══ Data extract ══

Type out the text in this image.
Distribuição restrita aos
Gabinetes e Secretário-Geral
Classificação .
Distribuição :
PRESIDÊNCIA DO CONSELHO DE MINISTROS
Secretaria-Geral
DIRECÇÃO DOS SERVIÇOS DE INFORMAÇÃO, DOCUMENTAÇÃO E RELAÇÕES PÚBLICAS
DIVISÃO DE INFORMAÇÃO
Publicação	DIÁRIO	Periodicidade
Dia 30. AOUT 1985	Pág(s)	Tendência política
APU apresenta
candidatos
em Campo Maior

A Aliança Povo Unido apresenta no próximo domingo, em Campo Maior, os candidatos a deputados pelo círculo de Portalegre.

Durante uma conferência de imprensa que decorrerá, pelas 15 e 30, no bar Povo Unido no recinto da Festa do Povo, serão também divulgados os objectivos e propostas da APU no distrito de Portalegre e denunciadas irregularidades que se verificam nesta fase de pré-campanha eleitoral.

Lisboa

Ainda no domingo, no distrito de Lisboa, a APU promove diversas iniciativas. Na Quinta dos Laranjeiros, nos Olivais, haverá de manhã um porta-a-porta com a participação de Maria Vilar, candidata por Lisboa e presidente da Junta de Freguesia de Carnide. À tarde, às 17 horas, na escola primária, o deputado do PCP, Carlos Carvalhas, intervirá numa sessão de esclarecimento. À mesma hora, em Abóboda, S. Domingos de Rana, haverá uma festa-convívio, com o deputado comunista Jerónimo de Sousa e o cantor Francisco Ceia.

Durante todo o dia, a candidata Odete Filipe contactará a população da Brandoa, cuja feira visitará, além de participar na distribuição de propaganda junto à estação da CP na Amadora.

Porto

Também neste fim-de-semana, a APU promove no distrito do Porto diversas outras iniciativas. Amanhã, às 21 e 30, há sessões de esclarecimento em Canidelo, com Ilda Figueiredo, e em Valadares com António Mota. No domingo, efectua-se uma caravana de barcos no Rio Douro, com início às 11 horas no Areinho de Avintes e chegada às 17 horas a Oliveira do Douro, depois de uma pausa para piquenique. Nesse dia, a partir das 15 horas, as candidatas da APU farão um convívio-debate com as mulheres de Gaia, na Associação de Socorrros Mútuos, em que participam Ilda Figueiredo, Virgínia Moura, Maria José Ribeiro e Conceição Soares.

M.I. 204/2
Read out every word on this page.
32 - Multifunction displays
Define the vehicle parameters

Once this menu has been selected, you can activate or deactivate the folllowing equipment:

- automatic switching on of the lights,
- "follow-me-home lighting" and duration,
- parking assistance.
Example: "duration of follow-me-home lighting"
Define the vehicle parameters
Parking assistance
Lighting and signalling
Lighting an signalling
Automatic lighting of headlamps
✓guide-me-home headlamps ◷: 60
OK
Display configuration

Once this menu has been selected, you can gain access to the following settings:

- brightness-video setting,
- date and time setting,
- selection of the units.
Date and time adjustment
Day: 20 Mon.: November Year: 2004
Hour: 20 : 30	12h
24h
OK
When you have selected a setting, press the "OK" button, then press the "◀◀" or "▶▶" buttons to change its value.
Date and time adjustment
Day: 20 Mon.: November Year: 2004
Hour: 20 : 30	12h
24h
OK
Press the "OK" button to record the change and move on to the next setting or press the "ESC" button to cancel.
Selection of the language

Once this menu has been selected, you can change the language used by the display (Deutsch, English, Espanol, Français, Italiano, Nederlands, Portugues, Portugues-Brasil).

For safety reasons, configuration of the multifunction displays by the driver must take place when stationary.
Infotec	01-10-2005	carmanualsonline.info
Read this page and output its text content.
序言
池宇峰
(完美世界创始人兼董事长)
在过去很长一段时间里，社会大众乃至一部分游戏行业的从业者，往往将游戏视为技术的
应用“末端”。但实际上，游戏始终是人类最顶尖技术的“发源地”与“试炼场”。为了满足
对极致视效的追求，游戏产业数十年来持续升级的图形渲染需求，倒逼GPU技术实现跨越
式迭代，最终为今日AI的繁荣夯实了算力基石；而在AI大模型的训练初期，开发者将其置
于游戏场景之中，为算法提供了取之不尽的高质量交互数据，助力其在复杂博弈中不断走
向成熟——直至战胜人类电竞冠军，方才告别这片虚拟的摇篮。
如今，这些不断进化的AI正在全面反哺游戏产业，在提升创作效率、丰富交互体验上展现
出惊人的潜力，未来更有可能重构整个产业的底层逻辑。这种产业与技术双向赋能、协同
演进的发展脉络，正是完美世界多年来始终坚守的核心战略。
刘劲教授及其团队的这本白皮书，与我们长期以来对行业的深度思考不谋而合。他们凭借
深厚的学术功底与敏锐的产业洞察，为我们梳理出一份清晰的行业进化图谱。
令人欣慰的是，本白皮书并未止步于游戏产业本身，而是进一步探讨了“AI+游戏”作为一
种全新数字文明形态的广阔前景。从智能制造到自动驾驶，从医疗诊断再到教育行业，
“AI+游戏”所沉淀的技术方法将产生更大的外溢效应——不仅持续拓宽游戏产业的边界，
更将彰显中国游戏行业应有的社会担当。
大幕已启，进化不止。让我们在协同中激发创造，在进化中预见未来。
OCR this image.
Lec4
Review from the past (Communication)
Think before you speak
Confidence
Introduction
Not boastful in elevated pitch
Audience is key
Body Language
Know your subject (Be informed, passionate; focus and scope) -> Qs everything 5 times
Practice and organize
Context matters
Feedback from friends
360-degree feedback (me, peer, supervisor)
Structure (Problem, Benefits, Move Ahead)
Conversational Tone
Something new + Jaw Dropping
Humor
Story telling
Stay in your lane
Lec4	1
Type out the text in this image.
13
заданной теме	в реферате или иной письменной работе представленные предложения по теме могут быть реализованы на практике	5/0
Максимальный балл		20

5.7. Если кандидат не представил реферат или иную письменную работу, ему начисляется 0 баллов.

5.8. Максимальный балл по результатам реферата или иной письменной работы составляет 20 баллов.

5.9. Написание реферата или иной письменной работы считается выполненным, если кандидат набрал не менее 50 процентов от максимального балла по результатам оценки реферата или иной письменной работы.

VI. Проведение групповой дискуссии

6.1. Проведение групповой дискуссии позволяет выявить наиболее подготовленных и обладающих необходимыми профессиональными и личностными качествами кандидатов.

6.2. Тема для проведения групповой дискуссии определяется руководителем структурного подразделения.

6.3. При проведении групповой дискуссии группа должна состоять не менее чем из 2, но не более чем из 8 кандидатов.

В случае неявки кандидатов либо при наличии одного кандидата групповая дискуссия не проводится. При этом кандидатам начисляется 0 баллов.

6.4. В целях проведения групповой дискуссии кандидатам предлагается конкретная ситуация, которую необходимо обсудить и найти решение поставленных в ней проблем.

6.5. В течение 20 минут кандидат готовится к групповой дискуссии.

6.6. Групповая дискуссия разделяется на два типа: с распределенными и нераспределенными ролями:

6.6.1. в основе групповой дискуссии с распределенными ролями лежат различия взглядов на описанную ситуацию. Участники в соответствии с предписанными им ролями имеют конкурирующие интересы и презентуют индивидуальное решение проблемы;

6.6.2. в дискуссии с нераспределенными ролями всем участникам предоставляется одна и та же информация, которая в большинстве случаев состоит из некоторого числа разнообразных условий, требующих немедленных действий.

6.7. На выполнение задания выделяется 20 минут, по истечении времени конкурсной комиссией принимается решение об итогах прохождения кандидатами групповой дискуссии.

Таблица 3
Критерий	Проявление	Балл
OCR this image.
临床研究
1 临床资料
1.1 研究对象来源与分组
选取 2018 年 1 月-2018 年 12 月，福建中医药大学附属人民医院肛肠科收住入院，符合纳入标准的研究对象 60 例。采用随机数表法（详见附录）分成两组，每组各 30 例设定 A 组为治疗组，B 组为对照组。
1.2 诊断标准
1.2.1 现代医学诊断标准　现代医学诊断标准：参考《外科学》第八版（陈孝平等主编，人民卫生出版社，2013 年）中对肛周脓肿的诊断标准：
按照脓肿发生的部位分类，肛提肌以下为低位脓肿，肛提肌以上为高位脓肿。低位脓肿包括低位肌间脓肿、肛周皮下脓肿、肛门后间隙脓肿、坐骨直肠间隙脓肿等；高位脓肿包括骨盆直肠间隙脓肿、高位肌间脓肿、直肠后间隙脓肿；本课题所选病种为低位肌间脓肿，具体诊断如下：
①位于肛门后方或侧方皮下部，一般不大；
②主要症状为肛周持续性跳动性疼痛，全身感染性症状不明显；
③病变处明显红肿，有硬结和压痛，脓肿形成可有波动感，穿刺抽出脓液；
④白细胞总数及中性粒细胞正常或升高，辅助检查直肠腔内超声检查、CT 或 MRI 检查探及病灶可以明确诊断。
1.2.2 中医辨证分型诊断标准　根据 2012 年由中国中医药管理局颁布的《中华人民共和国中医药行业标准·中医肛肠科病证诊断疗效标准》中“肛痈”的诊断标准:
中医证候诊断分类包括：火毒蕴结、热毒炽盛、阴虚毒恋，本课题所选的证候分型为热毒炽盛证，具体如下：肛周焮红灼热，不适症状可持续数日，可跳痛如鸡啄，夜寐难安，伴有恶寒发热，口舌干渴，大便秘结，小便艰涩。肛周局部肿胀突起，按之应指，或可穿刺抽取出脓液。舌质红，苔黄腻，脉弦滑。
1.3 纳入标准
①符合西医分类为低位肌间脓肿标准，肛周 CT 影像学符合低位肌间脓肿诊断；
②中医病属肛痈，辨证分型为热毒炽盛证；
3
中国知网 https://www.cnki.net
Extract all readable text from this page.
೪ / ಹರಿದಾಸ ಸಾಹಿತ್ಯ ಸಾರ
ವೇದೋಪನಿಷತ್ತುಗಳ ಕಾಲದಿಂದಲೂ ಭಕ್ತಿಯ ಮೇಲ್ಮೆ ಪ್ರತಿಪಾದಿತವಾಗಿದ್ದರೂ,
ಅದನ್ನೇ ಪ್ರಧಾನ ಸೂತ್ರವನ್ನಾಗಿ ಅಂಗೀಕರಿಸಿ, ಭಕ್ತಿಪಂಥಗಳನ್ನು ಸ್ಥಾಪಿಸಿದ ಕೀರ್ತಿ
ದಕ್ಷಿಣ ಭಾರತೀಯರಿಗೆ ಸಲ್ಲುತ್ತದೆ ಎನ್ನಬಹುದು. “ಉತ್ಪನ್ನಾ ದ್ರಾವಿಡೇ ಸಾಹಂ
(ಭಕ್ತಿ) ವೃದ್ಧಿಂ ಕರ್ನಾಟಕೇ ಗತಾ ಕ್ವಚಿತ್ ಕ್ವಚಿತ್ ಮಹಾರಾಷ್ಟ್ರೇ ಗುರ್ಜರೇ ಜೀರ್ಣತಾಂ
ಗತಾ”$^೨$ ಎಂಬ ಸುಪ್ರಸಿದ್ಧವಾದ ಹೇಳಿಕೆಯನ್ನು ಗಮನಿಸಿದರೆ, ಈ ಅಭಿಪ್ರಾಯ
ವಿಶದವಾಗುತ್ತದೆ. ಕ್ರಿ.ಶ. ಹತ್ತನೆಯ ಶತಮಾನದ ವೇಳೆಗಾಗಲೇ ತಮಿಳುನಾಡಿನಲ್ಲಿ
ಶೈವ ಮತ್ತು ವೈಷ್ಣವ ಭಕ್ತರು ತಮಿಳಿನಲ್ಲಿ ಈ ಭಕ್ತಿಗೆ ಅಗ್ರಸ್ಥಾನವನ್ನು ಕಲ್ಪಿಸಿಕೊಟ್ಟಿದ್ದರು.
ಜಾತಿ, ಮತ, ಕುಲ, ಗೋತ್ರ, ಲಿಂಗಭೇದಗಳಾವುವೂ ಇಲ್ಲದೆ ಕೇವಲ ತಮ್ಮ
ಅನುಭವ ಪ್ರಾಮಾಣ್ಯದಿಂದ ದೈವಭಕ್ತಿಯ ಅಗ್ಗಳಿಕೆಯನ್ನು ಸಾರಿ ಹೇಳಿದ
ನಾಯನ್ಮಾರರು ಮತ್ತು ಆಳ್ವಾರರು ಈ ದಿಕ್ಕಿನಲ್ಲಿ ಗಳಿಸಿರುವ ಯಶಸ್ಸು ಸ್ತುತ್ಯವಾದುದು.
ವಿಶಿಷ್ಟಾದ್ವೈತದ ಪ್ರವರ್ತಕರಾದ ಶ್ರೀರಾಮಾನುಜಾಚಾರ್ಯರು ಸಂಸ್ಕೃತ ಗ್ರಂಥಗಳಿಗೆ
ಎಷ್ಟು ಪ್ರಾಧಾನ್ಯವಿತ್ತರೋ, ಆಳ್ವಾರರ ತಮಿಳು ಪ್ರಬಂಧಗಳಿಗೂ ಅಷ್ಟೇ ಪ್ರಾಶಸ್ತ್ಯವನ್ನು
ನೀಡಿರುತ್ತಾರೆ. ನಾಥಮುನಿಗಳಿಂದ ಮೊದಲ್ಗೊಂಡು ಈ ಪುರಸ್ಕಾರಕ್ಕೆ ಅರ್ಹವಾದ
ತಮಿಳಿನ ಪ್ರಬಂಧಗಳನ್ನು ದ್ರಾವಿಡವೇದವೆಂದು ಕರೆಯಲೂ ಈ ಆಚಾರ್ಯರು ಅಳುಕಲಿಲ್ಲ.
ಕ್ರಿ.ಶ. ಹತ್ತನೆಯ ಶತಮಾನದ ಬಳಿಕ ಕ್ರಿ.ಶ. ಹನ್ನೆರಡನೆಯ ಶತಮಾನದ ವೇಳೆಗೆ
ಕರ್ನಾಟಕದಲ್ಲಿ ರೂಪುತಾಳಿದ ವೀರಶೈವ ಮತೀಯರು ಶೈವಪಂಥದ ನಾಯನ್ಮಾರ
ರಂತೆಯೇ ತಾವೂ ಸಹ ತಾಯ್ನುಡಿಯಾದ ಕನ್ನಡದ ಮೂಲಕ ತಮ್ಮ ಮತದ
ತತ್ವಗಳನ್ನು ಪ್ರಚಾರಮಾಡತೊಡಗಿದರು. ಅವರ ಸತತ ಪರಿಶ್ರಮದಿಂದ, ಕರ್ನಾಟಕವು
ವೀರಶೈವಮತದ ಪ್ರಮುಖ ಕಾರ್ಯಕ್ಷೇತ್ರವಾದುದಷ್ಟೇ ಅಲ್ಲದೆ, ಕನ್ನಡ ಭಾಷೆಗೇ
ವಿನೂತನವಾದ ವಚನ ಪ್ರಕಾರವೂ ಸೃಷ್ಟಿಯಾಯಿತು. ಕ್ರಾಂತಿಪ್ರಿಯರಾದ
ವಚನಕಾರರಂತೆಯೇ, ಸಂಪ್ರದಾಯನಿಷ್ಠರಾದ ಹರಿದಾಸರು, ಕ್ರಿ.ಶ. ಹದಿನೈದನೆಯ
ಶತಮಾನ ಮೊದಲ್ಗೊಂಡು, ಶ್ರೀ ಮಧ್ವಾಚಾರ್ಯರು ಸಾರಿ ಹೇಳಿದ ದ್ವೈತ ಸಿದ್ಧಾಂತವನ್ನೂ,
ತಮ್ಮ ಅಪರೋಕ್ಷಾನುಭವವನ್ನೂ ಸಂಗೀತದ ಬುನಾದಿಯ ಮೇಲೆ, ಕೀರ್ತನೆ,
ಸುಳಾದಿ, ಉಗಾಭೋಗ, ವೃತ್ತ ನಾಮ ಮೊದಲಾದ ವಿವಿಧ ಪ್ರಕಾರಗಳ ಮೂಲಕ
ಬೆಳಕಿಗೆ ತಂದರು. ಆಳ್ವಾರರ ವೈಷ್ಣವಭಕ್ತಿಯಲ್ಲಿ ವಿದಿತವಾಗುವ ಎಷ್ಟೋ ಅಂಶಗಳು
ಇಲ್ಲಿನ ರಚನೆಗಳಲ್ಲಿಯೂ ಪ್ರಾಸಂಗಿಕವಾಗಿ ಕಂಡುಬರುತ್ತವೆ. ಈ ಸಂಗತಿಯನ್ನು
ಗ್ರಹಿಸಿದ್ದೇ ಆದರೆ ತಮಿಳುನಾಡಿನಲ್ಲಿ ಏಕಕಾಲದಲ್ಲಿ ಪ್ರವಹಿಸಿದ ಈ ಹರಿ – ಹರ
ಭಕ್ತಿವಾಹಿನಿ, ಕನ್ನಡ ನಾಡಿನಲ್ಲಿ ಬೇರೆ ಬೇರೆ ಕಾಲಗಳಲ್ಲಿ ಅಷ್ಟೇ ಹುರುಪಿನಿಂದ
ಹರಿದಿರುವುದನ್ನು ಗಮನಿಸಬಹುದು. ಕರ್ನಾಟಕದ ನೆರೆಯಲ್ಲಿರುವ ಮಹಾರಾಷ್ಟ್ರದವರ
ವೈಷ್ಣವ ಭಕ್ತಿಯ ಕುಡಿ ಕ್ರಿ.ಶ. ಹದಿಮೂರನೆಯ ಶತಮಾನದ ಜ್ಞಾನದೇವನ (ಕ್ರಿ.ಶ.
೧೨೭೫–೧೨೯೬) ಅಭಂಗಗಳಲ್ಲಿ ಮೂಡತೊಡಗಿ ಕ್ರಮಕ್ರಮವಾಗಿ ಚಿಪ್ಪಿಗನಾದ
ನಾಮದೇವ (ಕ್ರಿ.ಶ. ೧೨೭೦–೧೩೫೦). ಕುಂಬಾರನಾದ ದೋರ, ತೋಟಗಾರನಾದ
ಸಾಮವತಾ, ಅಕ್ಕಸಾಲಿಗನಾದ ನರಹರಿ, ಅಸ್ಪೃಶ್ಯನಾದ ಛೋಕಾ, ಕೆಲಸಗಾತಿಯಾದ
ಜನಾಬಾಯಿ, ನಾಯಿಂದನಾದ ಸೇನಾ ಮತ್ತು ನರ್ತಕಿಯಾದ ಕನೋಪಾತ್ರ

═══

:: Aim of the task ::
Keep only those lines of the records that hold "apresenta", and return them.

:: Exercise answer ::
APU apresenta
A Aliança Povo Unido apresenta no próximo domingo, em Campo Maior, os candidatos a deputados pelo círculo de Portalegre.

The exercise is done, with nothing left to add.